**Actions to take**
**A.** Please retype the part of the Python web scraping guide between "To scrape a website" and "the HTML text.", inclusive, keeping every character unchanged.
**B.** Continue the Python web scraping guide from the point where it stops.

0
0
PythonHow-ToBeginner · 3 min read

How to Scrape Website Using Python: Simple Guide with Example

To scrape a website using Python, use the requests library to get the webpage content and BeautifulSoup from bs4 to parse the HTML. This lets you extract data like text or links easily by selecting HTML elements.
📐

Syntax

Here is the basic syntax to scrape a webpage:

  • import requests: to fetch the webpage.
  • from bs4 import BeautifulSoup: to parse HTML content.
  • response = requests.get(url): sends a request to the URL.
  • soup = BeautifulSoup(response.text, 'html.parser'): parses the HTML text.
  • soup.find() or soup.select(): to find elements in the HTML.
python
import requests
from bs4 import BeautifulSoup

url = 'http://example.com'
response = requests.get(url)
soup = BeautifulSoup(response.text, 'html.parser')

# Find the first <h1> tag
heading = soup.find('h1')
print(heading.text)

[Collected data entries]
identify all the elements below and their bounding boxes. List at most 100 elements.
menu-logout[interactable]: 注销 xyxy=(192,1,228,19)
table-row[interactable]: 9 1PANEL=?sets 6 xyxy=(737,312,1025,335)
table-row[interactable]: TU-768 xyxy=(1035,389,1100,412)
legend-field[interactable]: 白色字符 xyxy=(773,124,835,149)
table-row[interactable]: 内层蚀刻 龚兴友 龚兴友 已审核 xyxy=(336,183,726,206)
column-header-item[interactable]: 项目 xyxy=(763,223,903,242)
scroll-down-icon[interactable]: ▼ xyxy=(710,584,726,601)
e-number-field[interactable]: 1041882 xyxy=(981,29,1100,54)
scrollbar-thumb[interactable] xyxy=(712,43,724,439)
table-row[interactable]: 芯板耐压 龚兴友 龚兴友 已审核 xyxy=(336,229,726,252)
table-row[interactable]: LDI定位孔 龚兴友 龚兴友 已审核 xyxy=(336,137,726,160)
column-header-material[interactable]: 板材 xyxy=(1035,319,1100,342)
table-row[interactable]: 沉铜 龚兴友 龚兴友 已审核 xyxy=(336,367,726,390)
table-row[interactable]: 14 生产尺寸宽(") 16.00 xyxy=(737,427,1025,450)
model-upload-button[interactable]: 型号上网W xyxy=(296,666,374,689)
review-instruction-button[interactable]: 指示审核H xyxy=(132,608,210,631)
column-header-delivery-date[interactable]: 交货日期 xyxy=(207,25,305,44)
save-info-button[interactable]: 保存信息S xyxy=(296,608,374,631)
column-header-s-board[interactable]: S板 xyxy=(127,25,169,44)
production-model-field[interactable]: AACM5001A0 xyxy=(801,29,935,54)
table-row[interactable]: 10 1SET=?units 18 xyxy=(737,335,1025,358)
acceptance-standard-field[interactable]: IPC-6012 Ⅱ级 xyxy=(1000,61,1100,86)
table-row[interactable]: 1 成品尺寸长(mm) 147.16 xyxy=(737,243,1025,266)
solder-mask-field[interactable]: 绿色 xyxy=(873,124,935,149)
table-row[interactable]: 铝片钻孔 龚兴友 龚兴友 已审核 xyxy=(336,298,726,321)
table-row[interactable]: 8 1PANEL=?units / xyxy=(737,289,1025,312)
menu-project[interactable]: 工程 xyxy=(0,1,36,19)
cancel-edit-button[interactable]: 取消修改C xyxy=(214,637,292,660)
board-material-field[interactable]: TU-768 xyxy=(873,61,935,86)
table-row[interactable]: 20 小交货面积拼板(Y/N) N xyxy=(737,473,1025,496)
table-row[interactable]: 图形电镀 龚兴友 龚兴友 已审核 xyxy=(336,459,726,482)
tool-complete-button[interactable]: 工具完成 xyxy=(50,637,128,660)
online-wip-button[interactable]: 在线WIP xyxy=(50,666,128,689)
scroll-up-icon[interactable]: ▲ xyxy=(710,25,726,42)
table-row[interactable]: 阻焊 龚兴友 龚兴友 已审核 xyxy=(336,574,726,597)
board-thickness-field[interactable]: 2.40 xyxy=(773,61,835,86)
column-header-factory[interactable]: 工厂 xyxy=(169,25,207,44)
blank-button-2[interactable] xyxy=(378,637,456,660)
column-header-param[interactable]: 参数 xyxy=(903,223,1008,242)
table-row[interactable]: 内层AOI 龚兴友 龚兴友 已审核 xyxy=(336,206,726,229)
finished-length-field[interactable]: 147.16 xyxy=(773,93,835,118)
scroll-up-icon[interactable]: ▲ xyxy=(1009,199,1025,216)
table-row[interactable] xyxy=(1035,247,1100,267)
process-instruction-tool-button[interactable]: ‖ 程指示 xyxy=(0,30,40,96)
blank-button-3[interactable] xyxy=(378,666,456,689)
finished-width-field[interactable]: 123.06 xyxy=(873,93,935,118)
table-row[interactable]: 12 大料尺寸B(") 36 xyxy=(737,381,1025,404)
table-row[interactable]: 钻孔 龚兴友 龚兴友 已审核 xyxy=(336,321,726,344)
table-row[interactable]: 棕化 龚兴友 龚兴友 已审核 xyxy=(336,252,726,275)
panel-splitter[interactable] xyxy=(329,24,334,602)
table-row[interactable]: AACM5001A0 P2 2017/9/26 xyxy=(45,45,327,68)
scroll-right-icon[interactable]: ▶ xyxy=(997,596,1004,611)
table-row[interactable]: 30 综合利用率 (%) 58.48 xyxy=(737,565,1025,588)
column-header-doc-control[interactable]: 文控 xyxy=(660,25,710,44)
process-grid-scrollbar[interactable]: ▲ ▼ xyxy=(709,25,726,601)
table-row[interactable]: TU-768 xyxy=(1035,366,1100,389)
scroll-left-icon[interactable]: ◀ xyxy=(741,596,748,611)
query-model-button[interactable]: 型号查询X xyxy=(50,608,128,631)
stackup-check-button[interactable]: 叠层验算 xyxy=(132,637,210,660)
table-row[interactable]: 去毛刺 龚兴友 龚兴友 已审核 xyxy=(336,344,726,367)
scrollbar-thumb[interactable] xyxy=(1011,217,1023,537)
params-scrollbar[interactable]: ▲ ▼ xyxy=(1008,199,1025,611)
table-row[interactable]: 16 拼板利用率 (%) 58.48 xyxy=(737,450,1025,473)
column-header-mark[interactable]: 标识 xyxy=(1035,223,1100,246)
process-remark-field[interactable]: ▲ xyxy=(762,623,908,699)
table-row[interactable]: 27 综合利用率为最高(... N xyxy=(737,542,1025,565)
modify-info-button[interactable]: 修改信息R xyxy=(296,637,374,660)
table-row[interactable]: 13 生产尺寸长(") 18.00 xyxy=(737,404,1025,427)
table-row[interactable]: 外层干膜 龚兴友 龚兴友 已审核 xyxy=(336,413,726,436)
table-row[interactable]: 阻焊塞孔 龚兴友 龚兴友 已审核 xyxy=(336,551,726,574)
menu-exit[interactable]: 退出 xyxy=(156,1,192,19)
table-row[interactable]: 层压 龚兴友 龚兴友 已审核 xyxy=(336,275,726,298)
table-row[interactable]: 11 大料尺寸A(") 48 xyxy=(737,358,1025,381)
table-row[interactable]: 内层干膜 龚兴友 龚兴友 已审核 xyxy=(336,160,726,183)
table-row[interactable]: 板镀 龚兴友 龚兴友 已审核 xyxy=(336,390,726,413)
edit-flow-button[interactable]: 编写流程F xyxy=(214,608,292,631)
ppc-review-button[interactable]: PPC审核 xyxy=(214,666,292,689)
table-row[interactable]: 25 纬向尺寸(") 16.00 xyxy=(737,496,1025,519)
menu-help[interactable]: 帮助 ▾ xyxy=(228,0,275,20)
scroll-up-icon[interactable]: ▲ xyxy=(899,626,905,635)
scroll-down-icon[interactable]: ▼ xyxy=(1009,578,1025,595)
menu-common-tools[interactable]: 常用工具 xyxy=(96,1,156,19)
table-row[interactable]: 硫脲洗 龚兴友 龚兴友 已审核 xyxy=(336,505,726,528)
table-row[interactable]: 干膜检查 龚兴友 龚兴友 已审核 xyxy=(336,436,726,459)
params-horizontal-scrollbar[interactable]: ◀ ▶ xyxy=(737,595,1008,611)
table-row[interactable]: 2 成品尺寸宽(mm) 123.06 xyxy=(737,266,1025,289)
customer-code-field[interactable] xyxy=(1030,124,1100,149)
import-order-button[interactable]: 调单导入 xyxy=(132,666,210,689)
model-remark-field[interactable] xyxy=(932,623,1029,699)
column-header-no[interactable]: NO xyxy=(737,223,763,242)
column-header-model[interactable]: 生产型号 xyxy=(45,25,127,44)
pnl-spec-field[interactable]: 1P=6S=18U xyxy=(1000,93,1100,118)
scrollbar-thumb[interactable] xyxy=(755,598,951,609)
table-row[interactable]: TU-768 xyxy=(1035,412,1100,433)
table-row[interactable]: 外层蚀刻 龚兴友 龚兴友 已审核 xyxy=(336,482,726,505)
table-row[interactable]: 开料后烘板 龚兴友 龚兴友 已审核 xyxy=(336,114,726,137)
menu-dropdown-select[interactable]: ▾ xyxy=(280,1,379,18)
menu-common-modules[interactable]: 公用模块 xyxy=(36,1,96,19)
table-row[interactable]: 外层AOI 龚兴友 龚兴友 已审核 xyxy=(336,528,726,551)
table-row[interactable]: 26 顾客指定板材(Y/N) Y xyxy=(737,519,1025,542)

**Answers provided**
**A.**
To scrape a website using Python, use the requests library to get the webpage content and BeautifulSoup from bs4 to parse the HTML. This lets you extract data like text or links easily by selecting HTML elements.
📐

Syntax

Here is the basic syntax to scrape a webpage:

  • import requests: to fetch the webpage.
  • from bs4 import BeautifulSoup: to parse HTML content.
  • response = requests.get(url): sends a request to the URL.
  • soup = BeautifulSoup(response.text, 'html.parser'): parses the HTML text.

**B.**
Output
Example Domain
💻

Example

This example fetches the homepage of example.com and prints the main heading text inside the <h1> tag.

python
import requests
from bs4 import BeautifulSoup

url = 'http://example.com'
response = requests.get(url)
soup = BeautifulSoup(response.text, 'html.parser')

heading = soup.find('h1')
print(heading.text)
Output
Example Domain
⚠️

Common Pitfalls

  • Not checking response status: Always check response.status_code to ensure the page loaded successfully (200 means OK).
  • Parsing wrong content: Use the correct parser like 'html.parser' or 'lxml'.
  • Ignoring website rules: Always check robots.txt and terms of service before scraping.
  • Not handling errors: Use try-except blocks to handle network or parsing errors gracefully.
python
import requests
from bs4 import BeautifulSoup

url = 'http://example.com'
response = requests.get(url)

if response.status_code == 200:
    soup = BeautifulSoup(response.text, 'html.parser')
    heading = soup.find('h1')
    if heading:
        print(heading.text)
    else:
        print('Heading not found')
else:
    print(f'Failed to retrieve page: {response.status_code}')
Output
Example Domain
📊

Quick Reference

Tips for effective web scraping with Python:

  • Use requests.get() to fetch pages.
  • Parse HTML with BeautifulSoup using 'html.parser'.
  • Use soup.find() or soup.select() to locate elements.
  • Check response.status_code before parsing.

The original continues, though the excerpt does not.